**** Records shown ****

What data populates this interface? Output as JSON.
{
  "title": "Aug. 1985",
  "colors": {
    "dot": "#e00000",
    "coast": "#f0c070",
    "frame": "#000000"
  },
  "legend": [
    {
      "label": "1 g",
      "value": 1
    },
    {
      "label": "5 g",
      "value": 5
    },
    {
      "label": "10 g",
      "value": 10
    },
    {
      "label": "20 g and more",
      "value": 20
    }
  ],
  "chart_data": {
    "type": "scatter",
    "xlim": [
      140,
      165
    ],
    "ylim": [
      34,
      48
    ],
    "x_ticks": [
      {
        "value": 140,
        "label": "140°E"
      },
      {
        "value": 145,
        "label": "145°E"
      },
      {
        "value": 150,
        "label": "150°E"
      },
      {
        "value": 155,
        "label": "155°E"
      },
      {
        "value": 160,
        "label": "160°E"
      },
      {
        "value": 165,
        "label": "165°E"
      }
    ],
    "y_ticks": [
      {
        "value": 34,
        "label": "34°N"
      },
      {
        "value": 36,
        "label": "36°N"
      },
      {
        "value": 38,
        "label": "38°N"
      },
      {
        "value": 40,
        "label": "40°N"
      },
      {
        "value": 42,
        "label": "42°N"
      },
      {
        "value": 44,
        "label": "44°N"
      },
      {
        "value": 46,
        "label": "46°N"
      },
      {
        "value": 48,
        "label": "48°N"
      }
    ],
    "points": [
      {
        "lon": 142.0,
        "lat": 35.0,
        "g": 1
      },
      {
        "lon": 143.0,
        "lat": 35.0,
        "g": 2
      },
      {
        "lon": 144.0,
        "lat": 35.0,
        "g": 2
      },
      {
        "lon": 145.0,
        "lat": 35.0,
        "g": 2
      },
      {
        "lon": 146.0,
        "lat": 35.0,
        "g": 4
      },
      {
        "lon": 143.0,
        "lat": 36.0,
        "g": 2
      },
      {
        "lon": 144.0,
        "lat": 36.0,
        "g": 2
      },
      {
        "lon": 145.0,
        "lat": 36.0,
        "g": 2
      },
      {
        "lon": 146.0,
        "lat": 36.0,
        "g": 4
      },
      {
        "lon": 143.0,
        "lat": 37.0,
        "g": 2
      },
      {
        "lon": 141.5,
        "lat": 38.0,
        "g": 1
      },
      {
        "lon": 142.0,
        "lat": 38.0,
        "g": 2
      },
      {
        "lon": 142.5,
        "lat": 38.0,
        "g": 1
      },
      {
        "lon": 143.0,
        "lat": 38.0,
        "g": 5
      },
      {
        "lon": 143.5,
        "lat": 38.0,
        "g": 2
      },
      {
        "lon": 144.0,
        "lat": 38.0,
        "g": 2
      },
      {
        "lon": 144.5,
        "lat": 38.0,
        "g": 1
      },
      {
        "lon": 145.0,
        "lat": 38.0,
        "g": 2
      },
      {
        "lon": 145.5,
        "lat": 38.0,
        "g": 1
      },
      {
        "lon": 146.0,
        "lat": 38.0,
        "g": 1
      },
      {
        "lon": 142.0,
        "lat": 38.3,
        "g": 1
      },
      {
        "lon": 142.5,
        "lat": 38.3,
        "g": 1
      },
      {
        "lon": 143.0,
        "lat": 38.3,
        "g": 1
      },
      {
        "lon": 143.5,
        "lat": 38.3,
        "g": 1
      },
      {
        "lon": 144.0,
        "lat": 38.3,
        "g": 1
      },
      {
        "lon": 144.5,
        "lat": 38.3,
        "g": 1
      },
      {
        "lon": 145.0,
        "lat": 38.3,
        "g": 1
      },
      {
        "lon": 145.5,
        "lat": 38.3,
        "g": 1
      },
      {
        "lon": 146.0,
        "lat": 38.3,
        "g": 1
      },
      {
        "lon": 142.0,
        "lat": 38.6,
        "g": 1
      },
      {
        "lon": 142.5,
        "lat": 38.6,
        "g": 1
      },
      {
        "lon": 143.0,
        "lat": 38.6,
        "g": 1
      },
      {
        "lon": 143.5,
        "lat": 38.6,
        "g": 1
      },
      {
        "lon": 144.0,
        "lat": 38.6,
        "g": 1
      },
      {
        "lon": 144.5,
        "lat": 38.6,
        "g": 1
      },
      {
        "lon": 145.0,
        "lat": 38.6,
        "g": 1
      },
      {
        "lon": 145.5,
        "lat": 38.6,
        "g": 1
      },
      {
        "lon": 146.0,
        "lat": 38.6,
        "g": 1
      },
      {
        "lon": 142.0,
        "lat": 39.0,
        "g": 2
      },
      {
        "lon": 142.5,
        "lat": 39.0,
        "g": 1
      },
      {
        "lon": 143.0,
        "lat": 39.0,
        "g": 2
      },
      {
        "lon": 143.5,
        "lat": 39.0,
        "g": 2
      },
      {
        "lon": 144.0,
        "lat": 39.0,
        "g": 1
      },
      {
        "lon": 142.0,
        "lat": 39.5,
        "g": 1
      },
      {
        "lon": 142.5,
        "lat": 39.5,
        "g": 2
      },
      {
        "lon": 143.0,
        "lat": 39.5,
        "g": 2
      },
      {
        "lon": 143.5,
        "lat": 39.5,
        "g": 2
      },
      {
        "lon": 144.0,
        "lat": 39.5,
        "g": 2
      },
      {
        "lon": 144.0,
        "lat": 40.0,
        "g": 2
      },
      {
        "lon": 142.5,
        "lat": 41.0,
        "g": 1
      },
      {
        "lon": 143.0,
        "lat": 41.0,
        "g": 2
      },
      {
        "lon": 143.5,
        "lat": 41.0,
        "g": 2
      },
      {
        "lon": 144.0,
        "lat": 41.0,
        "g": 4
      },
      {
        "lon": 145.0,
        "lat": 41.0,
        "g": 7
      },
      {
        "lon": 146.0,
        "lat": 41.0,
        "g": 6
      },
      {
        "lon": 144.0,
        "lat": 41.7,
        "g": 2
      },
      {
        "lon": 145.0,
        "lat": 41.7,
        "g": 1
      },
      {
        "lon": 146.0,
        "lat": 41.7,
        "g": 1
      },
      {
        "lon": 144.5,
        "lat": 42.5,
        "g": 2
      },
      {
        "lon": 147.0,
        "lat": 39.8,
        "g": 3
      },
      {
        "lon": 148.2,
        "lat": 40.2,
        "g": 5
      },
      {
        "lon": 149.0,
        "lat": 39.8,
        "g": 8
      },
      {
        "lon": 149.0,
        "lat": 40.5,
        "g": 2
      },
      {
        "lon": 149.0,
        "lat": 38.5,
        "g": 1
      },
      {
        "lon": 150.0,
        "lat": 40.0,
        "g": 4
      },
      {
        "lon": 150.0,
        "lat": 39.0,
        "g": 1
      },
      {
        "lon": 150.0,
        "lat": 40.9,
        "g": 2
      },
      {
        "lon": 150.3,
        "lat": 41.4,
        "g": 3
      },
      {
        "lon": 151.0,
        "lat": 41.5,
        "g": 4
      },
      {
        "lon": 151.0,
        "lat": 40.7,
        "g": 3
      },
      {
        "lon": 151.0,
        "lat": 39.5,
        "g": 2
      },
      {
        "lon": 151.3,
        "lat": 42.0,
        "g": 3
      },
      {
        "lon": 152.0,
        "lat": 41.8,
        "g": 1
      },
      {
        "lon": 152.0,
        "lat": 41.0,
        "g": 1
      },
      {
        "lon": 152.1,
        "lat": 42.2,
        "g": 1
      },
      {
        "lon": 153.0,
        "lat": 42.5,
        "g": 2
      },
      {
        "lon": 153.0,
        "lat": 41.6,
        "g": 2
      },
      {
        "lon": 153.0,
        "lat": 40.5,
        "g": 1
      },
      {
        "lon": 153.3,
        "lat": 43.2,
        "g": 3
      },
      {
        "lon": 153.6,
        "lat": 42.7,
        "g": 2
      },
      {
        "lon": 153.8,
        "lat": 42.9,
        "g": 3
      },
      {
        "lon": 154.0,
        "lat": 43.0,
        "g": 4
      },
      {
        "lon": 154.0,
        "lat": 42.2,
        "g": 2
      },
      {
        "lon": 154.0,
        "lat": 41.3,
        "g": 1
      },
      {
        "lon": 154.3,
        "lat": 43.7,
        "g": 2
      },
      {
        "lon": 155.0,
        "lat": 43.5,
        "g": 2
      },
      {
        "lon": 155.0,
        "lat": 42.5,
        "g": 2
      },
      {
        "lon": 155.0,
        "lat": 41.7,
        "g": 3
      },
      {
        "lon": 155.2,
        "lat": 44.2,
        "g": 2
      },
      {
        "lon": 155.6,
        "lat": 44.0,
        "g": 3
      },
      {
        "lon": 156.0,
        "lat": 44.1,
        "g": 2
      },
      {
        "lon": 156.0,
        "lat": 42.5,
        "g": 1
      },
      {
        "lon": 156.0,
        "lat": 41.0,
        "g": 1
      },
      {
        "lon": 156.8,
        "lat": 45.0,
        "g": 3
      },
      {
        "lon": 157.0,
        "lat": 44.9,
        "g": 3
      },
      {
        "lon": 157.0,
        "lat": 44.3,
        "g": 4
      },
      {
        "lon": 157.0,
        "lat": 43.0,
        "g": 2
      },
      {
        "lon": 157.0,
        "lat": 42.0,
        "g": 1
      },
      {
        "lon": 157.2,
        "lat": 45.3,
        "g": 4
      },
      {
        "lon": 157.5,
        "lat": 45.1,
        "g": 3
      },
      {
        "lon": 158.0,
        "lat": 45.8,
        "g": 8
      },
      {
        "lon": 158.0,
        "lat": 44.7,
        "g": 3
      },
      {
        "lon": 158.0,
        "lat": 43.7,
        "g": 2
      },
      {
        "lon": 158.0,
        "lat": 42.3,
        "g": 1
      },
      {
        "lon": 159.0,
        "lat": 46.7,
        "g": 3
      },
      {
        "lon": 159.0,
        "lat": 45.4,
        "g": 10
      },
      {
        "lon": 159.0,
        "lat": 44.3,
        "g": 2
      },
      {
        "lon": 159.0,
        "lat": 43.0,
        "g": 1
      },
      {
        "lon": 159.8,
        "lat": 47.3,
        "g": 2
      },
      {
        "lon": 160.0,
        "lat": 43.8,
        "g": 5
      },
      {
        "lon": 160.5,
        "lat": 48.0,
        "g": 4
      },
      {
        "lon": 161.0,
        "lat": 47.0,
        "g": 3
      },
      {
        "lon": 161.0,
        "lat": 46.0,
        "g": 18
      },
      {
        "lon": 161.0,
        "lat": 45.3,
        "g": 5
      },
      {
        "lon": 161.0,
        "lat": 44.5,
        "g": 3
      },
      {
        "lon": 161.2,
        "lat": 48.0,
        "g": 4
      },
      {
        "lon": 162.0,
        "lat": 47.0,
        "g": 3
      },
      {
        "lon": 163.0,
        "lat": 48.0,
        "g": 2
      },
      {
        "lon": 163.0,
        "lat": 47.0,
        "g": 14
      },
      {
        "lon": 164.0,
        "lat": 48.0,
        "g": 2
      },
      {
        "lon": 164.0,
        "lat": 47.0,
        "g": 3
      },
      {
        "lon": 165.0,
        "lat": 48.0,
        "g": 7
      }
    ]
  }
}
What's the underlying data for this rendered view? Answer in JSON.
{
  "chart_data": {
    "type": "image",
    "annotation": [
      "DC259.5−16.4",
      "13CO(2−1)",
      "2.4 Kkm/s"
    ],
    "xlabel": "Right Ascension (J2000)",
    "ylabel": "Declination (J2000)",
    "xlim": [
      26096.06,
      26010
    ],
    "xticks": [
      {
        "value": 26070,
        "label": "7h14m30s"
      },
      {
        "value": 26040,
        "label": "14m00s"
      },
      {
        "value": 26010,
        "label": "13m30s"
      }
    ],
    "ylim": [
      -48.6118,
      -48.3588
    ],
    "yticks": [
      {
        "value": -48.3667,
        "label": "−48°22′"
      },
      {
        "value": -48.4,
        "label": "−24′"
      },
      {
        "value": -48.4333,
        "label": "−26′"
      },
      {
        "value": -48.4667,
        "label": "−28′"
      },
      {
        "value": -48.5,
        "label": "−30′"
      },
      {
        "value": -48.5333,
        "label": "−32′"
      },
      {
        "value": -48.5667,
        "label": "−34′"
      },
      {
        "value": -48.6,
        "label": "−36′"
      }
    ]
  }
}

****

--- Instruction ---
Search the lines above for the string "this", then show every one that has it.

--- Task result ---
What data populates this interface? Output as JSON.
What's the underlying data for this rendered view? Answer in JSON.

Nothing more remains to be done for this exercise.